### EXERCISE BRIEF
Note how many lines in the entries contain the string "ankle", then give that number and nothing else.

### DATA FOR PROCESSING
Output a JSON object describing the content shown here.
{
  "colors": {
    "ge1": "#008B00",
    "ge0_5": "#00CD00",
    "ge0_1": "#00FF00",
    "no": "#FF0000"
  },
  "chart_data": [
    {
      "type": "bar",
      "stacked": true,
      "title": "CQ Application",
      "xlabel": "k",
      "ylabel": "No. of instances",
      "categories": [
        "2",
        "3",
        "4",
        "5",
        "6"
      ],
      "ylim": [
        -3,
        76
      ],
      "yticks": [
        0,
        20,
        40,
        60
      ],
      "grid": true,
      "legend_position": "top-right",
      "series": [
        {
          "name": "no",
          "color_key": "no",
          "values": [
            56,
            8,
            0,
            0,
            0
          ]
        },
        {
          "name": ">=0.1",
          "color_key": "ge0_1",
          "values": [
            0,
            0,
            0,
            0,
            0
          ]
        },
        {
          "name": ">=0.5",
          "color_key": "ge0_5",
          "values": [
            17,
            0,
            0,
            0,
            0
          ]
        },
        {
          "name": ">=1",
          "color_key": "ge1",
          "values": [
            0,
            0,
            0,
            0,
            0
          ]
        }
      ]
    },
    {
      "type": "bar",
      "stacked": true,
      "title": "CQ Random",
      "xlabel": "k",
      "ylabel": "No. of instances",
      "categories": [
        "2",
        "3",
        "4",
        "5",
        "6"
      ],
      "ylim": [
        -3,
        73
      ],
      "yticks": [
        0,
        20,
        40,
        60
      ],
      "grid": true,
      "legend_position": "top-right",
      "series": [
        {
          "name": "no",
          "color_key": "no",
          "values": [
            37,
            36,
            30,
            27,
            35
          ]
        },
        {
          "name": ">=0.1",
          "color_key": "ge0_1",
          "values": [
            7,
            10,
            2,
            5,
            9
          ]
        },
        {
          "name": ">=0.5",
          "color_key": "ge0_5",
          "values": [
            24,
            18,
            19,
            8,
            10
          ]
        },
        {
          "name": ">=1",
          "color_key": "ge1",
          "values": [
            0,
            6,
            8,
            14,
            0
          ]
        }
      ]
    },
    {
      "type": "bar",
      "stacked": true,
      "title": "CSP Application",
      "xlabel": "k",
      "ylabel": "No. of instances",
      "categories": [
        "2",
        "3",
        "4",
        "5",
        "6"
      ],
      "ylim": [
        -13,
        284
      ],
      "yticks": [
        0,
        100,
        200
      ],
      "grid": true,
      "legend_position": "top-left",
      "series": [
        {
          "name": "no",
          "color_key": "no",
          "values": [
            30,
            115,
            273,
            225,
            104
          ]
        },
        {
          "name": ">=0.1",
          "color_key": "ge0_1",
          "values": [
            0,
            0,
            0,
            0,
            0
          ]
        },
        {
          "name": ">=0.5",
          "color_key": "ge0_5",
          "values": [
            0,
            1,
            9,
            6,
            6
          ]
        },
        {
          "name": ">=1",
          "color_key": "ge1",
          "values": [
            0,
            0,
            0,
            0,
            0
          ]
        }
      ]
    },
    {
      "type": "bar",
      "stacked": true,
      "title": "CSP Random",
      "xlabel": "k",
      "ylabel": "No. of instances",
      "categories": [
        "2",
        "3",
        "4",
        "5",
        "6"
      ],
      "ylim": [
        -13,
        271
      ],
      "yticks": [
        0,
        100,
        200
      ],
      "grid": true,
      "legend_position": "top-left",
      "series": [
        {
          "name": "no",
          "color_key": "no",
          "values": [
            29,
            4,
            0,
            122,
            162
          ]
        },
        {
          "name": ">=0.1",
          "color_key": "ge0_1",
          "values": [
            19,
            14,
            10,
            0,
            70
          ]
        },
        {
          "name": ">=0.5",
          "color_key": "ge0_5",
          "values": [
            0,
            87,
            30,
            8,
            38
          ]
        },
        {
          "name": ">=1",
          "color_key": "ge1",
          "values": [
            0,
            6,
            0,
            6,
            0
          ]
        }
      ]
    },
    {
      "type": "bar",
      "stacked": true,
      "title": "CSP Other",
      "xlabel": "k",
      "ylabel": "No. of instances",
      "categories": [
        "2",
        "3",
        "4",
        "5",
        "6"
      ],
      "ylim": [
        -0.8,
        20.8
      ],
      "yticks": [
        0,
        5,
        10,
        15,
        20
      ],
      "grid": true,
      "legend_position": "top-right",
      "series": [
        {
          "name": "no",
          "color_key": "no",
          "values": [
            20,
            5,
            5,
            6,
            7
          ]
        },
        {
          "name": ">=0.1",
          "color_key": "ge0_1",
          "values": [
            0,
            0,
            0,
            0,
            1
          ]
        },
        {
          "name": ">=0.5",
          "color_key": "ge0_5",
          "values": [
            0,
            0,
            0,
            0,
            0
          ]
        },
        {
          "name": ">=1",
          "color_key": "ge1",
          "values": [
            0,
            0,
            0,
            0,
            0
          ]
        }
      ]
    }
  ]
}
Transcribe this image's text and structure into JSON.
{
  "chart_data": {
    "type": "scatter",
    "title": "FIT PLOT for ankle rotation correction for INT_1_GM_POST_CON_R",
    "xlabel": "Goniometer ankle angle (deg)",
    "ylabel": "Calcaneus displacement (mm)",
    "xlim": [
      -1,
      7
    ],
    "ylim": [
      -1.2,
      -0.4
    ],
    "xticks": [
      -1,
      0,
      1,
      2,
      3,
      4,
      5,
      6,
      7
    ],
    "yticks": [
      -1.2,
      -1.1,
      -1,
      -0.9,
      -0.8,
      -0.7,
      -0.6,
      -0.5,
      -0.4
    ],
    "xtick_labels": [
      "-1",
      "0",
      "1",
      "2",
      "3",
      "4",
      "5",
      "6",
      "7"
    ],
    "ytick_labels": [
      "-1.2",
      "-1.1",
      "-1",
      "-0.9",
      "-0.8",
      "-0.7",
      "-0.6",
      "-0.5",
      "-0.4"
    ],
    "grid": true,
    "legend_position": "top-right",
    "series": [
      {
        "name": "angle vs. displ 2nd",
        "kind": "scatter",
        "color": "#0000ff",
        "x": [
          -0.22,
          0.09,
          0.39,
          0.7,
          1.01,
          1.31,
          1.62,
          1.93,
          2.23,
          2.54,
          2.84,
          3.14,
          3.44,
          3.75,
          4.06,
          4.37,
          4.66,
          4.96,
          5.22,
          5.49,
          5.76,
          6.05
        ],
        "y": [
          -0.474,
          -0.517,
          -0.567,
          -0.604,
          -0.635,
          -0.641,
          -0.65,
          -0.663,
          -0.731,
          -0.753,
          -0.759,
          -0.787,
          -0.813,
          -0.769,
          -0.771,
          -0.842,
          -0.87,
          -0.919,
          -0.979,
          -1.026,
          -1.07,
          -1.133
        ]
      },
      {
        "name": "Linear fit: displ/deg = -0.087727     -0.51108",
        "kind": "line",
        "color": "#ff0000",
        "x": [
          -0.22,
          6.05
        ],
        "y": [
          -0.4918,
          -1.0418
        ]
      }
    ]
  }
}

### TASK SOLUTION
2